Data lines:

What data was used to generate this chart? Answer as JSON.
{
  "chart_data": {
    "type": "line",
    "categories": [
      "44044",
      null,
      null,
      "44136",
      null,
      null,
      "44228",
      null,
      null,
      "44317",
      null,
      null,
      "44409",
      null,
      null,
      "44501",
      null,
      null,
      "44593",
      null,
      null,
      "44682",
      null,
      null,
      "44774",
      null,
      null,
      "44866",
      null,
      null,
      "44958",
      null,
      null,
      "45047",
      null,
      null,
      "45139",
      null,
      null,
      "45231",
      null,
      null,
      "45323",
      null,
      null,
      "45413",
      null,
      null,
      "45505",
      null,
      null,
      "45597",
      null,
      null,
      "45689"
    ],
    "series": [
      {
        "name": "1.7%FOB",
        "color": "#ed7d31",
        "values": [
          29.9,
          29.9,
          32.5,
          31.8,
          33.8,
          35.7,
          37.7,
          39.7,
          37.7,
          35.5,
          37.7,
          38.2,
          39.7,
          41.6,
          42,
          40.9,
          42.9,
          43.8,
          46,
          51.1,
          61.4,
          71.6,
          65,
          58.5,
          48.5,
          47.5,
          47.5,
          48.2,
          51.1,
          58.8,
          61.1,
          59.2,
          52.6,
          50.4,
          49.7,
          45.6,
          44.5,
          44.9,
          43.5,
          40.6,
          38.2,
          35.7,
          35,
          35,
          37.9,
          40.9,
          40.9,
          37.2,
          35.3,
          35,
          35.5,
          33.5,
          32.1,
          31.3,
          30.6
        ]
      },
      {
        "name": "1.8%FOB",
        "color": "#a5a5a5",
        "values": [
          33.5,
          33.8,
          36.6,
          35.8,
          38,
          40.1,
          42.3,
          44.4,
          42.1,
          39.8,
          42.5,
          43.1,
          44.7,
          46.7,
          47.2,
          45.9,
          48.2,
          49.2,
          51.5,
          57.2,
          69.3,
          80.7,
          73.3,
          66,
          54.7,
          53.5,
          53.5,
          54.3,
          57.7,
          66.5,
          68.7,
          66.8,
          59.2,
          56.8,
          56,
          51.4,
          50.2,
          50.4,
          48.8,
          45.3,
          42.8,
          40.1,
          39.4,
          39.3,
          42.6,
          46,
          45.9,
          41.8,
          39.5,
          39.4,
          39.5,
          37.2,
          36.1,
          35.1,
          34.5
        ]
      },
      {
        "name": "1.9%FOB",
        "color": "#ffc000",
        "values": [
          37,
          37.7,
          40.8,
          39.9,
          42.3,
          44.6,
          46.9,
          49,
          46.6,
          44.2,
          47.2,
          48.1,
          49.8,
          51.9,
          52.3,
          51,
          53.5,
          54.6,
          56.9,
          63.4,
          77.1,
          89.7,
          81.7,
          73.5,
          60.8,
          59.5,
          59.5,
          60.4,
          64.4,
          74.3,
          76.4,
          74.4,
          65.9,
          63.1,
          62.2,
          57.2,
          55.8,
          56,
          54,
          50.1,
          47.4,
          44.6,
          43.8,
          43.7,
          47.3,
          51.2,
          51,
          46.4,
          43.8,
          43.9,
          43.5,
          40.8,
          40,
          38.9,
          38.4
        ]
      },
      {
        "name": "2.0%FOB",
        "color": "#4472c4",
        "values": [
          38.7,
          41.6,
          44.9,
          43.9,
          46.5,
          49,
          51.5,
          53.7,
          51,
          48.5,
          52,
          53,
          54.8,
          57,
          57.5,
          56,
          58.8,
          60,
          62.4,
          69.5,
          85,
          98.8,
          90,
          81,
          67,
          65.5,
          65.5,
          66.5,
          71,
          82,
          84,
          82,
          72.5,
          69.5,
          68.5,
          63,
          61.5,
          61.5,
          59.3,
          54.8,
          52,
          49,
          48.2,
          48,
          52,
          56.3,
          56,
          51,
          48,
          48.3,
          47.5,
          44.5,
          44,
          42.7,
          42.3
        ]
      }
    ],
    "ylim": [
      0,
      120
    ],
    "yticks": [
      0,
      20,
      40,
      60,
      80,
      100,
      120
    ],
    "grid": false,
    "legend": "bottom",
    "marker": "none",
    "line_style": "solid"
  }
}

Requirement: In the records above, find the lines containing "color" and copy them.

Exercise response:
        "color": "#ed7d31",
        "color": "#a5a5a5",
        "color": "#ffc000",
        "color": "#4472c4",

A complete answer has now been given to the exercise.